(Saved data entries)
+--

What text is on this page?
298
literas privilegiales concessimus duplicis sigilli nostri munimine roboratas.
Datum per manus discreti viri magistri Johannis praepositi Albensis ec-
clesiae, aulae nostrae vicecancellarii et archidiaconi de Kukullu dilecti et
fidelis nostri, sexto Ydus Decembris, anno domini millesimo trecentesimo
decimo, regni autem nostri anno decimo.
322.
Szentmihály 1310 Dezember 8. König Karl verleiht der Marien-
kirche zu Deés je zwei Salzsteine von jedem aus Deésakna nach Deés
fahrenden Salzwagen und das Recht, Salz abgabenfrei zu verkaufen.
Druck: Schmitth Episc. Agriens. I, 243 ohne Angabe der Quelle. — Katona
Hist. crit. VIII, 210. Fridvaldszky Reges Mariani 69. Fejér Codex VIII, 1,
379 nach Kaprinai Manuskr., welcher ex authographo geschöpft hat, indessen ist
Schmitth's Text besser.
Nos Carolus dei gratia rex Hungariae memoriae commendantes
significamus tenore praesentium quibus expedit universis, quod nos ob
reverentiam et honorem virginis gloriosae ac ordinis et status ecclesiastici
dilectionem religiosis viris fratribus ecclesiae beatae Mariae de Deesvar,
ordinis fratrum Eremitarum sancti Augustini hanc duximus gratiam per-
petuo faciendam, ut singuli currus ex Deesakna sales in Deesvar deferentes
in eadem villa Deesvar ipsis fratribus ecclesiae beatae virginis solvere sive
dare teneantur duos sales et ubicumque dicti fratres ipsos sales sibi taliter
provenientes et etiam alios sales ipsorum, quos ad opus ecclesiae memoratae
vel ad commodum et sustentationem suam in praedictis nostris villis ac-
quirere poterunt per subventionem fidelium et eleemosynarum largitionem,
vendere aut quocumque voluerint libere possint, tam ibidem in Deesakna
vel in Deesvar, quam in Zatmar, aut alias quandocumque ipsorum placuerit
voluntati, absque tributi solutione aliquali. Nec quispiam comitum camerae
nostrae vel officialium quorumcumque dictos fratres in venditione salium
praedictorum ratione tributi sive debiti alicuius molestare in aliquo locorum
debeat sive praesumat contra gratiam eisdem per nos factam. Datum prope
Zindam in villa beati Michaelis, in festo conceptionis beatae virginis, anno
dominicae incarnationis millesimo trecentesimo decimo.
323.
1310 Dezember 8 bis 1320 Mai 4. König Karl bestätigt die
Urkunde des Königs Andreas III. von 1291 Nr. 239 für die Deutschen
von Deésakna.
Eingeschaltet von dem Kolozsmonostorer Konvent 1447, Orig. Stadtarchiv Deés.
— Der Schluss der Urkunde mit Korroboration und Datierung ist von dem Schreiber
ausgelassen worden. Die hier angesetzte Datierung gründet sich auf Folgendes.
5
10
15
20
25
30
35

+--

Reproduce the records above exactly as they appear.

What text is on this page?
298
literas privilegiales concessimus duplicis sigilli nostri munimine roboratas.
Datum per manus discreti viri magistri Johannis praepositi Albensis ec-
clesiae, aulae nostrae vicecancellarii et archidiaconi de Kukullu dilecti et
fidelis nostri, sexto Ydus Decembris, anno domini millesimo trecentesimo
decimo, regni autem nostri anno decimo.
322.
Szentmihály 1310 Dezember 8. König Karl verleiht der Marien-
kirche zu Deés je zwei Salzsteine von jedem aus Deésakna nach Deés
fahrenden Salzwagen und das Recht, Salz abgabenfrei zu verkaufen.
Druck: Schmitth Episc. Agriens. I, 243 ohne Angabe der Quelle. — Katona
Hist. crit. VIII, 210. Fridvaldszky Reges Mariani 69. Fejér Codex VIII, 1,
379 nach Kaprinai Manuskr., welcher ex authographo geschöpft hat, indessen ist
Schmitth's Text besser.
Nos Carolus dei gratia rex Hungariae memoriae commendantes
significamus tenore praesentium quibus expedit universis, quod nos ob
reverentiam et honorem virginis gloriosae ac ordinis et status ecclesiastici
dilectionem religiosis viris fratribus ecclesiae beatae Mariae de Deesvar,
ordinis fratrum Eremitarum sancti Augustini hanc duximus gratiam per-
petuo faciendam, ut singuli currus ex Deesakna sales in Deesvar deferentes
in eadem villa Deesvar ipsis fratribus ecclesiae beatae virginis solvere sive
dare teneantur duos sales et ubicumque dicti fratres ipsos sales sibi taliter
provenientes et etiam alios sales ipsorum, quos ad opus ecclesiae memoratae
vel ad commodum et sustentationem suam in praedictis nostris villis ac-
quirere poterunt per subventionem fidelium et eleemosynarum largitionem,
vendere aut quocumque voluerint libere possint, tam ibidem in Deesakna
vel in Deesvar, quam in Zatmar, aut alias quandocumque ipsorum placuerit
voluntati, absque tributi solutione aliquali. Nec quispiam comitum camerae
nostrae vel officialium quorumcumque dictos fratres in venditione salium
praedictorum ratione tributi sive debiti alicuius molestare in aliquo locorum
debeat sive praesumat contra gratiam eisdem per nos factam. Datum prope
Zindam in villa beati Michaelis, in festo conceptionis beatae virginis, anno
dominicae incarnationis millesimo trecentesimo decimo.
323.
1310 Dezember 8 bis 1320 Mai 4. König Karl bestätigt die
Urkunde des Königs Andreas III. von 1291 Nr. 239 für die Deutschen
von Deésakna.
Eingeschaltet von dem Kolozsmonostorer Konvent 1447, Orig. Stadtarchiv Deés.
— Der Schluss der Urkunde mit Korroboration und Datierung ist von dem Schreiber
ausgelassen worden. Die hier angesetzte Datierung gründet sich auf Folgendes.
5
10
15
20
25
30
35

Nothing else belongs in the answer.